Reproduce the entries in full, with no changes.

▬▬▬▬▬▬

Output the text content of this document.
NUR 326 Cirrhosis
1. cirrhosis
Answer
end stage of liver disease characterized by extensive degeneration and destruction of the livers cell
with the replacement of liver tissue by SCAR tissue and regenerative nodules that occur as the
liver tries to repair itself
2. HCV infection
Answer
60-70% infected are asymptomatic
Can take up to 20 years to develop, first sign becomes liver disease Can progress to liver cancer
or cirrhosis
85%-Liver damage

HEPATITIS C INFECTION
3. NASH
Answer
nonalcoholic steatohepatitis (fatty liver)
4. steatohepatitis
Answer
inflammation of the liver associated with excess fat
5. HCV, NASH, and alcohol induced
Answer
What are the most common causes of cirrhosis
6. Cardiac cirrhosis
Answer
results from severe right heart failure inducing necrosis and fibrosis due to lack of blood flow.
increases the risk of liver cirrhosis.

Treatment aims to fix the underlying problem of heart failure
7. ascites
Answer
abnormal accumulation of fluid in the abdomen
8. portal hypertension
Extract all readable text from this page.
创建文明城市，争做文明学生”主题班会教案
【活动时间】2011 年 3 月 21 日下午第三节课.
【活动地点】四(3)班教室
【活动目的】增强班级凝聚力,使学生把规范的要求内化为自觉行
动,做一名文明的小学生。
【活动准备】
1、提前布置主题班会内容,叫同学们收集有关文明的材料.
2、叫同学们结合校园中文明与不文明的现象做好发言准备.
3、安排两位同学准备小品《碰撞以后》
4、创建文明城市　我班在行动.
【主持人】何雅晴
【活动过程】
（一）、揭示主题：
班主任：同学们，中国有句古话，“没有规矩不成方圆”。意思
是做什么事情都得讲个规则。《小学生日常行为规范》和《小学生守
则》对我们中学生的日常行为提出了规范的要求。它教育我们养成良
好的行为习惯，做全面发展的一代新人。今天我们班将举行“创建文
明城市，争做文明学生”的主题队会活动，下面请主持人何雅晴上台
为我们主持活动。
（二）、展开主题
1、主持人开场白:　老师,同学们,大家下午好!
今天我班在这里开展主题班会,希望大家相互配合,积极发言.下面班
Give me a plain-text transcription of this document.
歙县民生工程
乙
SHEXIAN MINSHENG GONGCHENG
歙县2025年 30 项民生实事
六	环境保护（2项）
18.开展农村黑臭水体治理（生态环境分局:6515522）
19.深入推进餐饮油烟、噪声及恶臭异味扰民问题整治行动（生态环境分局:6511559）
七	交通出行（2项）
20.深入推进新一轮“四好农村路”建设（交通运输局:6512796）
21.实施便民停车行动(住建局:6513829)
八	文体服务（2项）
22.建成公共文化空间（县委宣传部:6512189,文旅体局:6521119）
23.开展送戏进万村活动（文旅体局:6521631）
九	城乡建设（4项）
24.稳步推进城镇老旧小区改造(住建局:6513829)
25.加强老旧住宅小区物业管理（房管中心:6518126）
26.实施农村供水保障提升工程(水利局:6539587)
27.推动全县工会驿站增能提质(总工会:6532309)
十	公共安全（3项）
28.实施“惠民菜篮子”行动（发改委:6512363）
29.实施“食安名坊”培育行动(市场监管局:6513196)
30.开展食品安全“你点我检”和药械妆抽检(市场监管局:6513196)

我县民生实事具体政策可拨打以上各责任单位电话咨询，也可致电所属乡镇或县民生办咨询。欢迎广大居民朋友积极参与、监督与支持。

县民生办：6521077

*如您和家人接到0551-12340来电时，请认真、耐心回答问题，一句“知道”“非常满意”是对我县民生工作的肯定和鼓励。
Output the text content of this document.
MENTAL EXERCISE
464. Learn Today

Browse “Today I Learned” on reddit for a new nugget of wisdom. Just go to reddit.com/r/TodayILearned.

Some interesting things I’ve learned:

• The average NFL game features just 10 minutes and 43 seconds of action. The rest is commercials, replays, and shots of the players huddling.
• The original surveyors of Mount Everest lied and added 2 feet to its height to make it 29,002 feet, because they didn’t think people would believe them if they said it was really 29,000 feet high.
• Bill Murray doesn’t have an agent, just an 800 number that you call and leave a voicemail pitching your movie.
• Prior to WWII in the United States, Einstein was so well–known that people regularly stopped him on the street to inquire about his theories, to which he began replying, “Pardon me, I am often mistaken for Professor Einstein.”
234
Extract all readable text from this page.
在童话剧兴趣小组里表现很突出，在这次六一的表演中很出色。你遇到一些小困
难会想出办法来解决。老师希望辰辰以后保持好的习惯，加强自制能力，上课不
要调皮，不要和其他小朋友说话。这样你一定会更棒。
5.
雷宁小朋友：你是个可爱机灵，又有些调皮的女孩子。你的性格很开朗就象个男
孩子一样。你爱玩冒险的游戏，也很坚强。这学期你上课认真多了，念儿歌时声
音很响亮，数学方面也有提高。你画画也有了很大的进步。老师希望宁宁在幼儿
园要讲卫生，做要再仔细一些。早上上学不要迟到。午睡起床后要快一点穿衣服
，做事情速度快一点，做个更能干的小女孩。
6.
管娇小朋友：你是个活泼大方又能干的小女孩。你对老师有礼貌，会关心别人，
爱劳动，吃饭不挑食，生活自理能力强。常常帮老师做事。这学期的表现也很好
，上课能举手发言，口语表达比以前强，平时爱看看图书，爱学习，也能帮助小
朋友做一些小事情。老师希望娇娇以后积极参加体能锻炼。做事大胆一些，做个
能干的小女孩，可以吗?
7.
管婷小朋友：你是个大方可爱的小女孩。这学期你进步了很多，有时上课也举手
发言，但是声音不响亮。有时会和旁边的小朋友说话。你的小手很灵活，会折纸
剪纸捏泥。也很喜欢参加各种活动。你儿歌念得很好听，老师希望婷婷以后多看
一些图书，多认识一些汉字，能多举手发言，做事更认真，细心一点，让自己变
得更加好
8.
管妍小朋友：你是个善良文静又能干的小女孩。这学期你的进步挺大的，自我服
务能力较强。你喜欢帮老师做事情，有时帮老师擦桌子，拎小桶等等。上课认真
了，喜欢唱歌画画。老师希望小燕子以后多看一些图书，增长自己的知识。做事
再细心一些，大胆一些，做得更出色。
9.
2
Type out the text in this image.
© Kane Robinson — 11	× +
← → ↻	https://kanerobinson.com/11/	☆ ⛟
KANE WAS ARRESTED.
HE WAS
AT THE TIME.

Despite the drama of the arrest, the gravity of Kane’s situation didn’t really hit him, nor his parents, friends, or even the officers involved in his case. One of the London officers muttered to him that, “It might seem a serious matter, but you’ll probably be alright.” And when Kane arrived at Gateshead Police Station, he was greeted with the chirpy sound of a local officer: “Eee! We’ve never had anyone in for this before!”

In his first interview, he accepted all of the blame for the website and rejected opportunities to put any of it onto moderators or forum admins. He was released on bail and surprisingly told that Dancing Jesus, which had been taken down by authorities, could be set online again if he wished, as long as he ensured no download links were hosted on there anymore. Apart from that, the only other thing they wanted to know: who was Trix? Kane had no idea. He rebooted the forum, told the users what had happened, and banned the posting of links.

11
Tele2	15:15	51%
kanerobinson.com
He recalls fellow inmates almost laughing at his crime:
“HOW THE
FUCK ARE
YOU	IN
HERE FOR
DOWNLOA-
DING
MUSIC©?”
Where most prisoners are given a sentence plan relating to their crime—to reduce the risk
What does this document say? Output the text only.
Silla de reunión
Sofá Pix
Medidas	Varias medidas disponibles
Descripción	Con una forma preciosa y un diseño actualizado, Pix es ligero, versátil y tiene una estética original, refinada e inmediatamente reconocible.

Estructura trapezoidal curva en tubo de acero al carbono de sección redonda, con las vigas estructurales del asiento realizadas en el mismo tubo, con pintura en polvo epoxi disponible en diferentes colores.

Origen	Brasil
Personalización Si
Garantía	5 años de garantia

▬▬▬▬▬▬

* _Output_
Output the text content of this document.
NUR 326 Cirrhosis
1. cirrhosis
Answer
end stage of liver disease characterized by extensive degeneration and destruction of the livers cell
with the replacement of liver tissue by SCAR tissue and regenerative nodules that occur as the
liver tries to repair itself
2. HCV infection
Answer
60-70% infected are asymptomatic
Can take up to 20 years to develop, first sign becomes liver disease Can progress to liver cancer
or cirrhosis
85%-Liver damage

HEPATITIS C INFECTION
3. NASH
Answer
nonalcoholic steatohepatitis (fatty liver)
4. steatohepatitis
Answer
inflammation of the liver associated with excess fat
5. HCV, NASH, and alcohol induced
Answer
What are the most common causes of cirrhosis
6. Cardiac cirrhosis
Answer
results from severe right heart failure inducing necrosis and fibrosis due to lack of blood flow.
increases the risk of liver cirrhosis.

Treatment aims to fix the underlying problem of heart failure
7. ascites
Answer
abnormal accumulation of fluid in the abdomen
8. portal hypertension
Extract all readable text from this page.
创建文明城市，争做文明学生”主题班会教案
【活动时间】2011 年 3 月 21 日下午第三节课.
【活动地点】四(3)班教室
【活动目的】增强班级凝聚力,使学生把规范的要求内化为自觉行
动,做一名文明的小学生。
【活动准备】
1、提前布置主题班会内容,叫同学们收集有关文明的材料.
2、叫同学们结合校园中文明与不文明的现象做好发言准备.
3、安排两位同学准备小品《碰撞以后》
4、创建文明城市　我班在行动.
【主持人】何雅晴
【活动过程】
（一）、揭示主题：
班主任：同学们，中国有句古话，“没有规矩不成方圆”。意思
是做什么事情都得讲个规则。《小学生日常行为规范》和《小学生守
则》对我们中学生的日常行为提出了规范的要求。它教育我们养成良
好的行为习惯，做全面发展的一代新人。今天我们班将举行“创建文
明城市，争做文明学生”的主题队会活动，下面请主持人何雅晴上台
为我们主持活动。
（二）、展开主题
1、主持人开场白:　老师,同学们,大家下午好!
今天我班在这里开展主题班会,希望大家相互配合,积极发言.下面班
Give me a plain-text transcription of this document.
歙县民生工程
乙
SHEXIAN MINSHENG GONGCHENG
歙县2025年 30 项民生实事
六	环境保护（2项）
18.开展农村黑臭水体治理（生态环境分局:6515522）
19.深入推进餐饮油烟、噪声及恶臭异味扰民问题整治行动（生态环境分局:6511559）
七	交通出行（2项）
20.深入推进新一轮“四好农村路”建设（交通运输局:6512796）
21.实施便民停车行动(住建局:6513829)
八	文体服务（2项）
22.建成公共文化空间（县委宣传部:6512189,文旅体局:6521119）
23.开展送戏进万村活动（文旅体局:6521631）
九	城乡建设（4项）
24.稳步推进城镇老旧小区改造(住建局:6513829)
25.加强老旧住宅小区物业管理（房管中心:6518126）
26.实施农村供水保障提升工程(水利局:6539587)
27.推动全县工会驿站增能提质(总工会:6532309)
十	公共安全（3项）
28.实施“惠民菜篮子”行动（发改委:6512363）
29.实施“食安名坊”培育行动(市场监管局:6513196)
30.开展食品安全“你点我检”和药械妆抽检(市场监管局:6513196)

我县民生实事具体政策可拨打以上各责任单位电话咨询，也可致电所属乡镇或县民生办咨询。欢迎广大居民朋友积极参与、监督与支持。

县民生办：6521077

*如您和家人接到0551-12340来电时，请认真、耐心回答问题，一句“知道”“非常满意”是对我县民生工作的肯定和鼓励。
Output the text content of this document.
MENTAL EXERCISE
464. Learn Today

Browse “Today I Learned” on reddit for a new nugget of wisdom. Just go to reddit.com/r/TodayILearned.

Some interesting things I’ve learned:

• The average NFL game features just 10 minutes and 43 seconds of action. The rest is commercials, replays, and shots of the players huddling.
• The original surveyors of Mount Everest lied and added 2 feet to its height to make it 29,002 feet, because they didn’t think people would believe them if they said it was really 29,000 feet high.
• Bill Murray doesn’t have an agent, just an 800 number that you call and leave a voicemail pitching your movie.
• Prior to WWII in the United States, Einstein was so well–known that people regularly stopped him on the street to inquire about his theories, to which he began replying, “Pardon me, I am often mistaken for Professor Einstein.”
234
Extract all readable text from this page.
在童话剧兴趣小组里表现很突出，在这次六一的表演中很出色。你遇到一些小困
难会想出办法来解决。老师希望辰辰以后保持好的习惯，加强自制能力，上课不
要调皮，不要和其他小朋友说话。这样你一定会更棒。
5.
雷宁小朋友：你是个可爱机灵，又有些调皮的女孩子。你的性格很开朗就象个男
孩子一样。你爱玩冒险的游戏，也很坚强。这学期你上课认真多了，念儿歌时声
音很响亮，数学方面也有提高。你画画也有了很大的进步。老师希望宁宁在幼儿
园要讲卫生，做要再仔细一些。早上上学不要迟到。午睡起床后要快一点穿衣服
，做事情速度快一点，做个更能干的小女孩。
6.
管娇小朋友：你是个活泼大方又能干的小女孩。你对老师有礼貌，会关心别人，
爱劳动，吃饭不挑食，生活自理能力强。常常帮老师做事。这学期的表现也很好
，上课能举手发言，口语表达比以前强，平时爱看看图书，爱学习，也能帮助小
朋友做一些小事情。老师希望娇娇以后积极参加体能锻炼。做事大胆一些，做个
能干的小女孩，可以吗?
7.
管婷小朋友：你是个大方可爱的小女孩。这学期你进步了很多，有时上课也举手
发言，但是声音不响亮。有时会和旁边的小朋友说话。你的小手很灵活，会折纸
剪纸捏泥。也很喜欢参加各种活动。你儿歌念得很好听，老师希望婷婷以后多看
一些图书，多认识一些汉字，能多举手发言，做事更认真，细心一点，让自己变
得更加好
8.
管妍小朋友：你是个善良文静又能干的小女孩。这学期你的进步挺大的，自我服
务能力较强。你喜欢帮老师做事情，有时帮老师擦桌子，拎小桶等等。上课认真
了，喜欢唱歌画画。老师希望小燕子以后多看一些图书，增长自己的知识。做事
再细心一些，大胆一些，做得更出色。
9.
2
Type out the text in this image.
© Kane Robinson — 11	× +
← → ↻	https://kanerobinson.com/11/	☆ ⛟
KANE WAS ARRESTED.
HE WAS
AT THE TIME.

Despite the drama of the arrest, the gravity of Kane’s situation didn’t really hit him, nor his parents, friends, or even the officers involved in his case. One of the London officers muttered to him that, “It might seem a serious matter, but you’ll probably be alright.” And when Kane arrived at Gateshead Police Station, he was greeted with the chirpy sound of a local officer: “Eee! We’ve never had anyone in for this before!”

In his first interview, he accepted all of the blame for the website and rejected opportunities to put any of it onto moderators or forum admins. He was released on bail and surprisingly told that Dancing Jesus, which had been taken down by authorities, could be set online again if he wished, as long as he ensured no download links were hosted on there anymore. Apart from that, the only other thing they wanted to know: who was Trix? Kane had no idea. He rebooted the forum, told the users what had happened, and banned the posting of links.

11
Tele2	15:15	51%
kanerobinson.com
He recalls fellow inmates almost laughing at his crime:
“HOW THE
FUCK ARE
YOU	IN
HERE FOR
DOWNLOA-
DING
MUSIC©?”
Where most prisoners are given a sentence plan relating to their crime—to reduce the risk
What does this document say? Output the text only.
Silla de reunión
Sofá Pix
Medidas	Varias medidas disponibles
Descripción	Con una forma preciosa y un diseño actualizado, Pix es ligero, versátil y tiene una estética original, refinada e inmediatamente reconocible.

Estructura trapezoidal curva en tubo de acero al carbono de sección redonda, con las vigas estructurales del asiento realizadas en el mismo tubo, con pintura en polvo epoxi disponible en diferentes colores.

Origen	Brasil
Personalización Si
Garantía	5 años de garantia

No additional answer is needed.